◆ Given request: Select the lines that hold the word "name" and copy each one.

◆ Data rows:
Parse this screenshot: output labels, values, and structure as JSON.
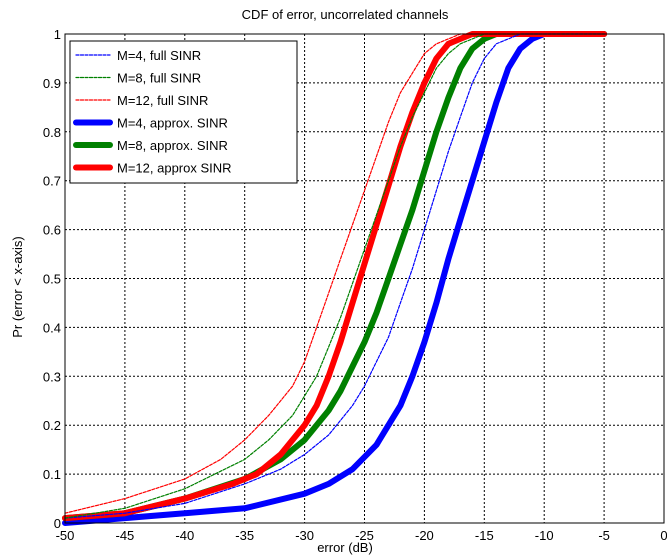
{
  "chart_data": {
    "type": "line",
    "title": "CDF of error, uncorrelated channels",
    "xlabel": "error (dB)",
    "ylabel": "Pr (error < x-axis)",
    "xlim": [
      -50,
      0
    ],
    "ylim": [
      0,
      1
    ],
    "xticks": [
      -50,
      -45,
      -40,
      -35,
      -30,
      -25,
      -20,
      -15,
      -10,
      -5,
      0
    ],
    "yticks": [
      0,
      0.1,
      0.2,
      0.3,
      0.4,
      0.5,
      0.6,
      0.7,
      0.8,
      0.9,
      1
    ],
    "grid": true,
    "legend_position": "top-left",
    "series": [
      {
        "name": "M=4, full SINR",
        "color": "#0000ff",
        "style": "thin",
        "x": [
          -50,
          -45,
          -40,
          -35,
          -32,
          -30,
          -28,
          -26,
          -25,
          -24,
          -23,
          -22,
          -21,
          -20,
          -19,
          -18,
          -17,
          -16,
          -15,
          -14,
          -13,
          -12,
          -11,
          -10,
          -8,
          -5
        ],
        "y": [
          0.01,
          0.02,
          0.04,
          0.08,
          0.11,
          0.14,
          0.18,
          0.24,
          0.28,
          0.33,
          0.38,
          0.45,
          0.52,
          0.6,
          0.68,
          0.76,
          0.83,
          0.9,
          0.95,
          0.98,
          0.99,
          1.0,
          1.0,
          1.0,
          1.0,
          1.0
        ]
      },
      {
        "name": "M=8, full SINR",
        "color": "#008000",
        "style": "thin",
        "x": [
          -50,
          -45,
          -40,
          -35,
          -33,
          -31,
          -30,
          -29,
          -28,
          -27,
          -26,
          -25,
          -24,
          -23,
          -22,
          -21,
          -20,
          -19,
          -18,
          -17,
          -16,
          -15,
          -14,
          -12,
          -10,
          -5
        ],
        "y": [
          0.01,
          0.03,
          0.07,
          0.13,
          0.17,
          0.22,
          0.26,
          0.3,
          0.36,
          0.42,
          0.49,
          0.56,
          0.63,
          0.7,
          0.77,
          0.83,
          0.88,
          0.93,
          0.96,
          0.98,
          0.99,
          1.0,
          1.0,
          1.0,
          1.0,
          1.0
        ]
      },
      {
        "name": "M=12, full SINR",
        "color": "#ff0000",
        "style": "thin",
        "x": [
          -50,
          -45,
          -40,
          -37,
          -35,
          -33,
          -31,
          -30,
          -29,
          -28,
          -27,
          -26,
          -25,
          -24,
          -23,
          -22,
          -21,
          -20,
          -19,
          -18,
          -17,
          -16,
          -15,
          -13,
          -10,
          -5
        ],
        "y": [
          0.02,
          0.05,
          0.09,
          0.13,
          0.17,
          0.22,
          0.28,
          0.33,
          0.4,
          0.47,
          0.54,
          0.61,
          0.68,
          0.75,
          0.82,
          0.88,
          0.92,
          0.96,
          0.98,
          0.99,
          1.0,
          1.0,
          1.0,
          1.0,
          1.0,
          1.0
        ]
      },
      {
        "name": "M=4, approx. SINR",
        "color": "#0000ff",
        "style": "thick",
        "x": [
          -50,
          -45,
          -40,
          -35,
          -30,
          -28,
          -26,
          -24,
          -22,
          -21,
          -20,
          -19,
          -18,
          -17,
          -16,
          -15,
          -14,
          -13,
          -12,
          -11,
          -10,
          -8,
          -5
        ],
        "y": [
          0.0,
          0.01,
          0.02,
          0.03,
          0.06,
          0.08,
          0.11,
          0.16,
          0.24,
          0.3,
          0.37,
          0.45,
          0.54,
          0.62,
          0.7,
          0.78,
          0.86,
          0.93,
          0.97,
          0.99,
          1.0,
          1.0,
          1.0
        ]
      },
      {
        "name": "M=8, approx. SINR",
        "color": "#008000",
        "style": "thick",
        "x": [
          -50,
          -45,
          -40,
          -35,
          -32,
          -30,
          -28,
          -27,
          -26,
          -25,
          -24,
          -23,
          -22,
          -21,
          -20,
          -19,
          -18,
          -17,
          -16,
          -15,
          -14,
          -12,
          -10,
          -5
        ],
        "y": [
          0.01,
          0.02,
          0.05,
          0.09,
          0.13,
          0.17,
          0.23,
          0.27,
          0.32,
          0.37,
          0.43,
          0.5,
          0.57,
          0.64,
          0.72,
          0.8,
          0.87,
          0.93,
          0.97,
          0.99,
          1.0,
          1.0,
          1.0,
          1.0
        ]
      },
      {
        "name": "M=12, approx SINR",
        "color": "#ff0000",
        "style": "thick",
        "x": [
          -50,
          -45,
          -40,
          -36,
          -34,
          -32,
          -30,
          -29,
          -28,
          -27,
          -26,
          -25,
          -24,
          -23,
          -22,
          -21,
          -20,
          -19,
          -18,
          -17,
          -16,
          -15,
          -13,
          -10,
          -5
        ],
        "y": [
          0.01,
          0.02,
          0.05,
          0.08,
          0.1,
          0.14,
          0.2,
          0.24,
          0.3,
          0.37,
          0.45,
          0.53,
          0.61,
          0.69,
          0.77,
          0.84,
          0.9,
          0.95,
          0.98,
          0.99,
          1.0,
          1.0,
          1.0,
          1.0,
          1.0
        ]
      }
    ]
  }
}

◆ Exercise output:
        "name": "M=4, full SINR",
        "name": "M=8, full SINR",
        "name": "M=12, full SINR",
        "name": "M=4, approx. SINR",
        "name": "M=8, approx. SINR",
        "name": "M=12, approx SINR",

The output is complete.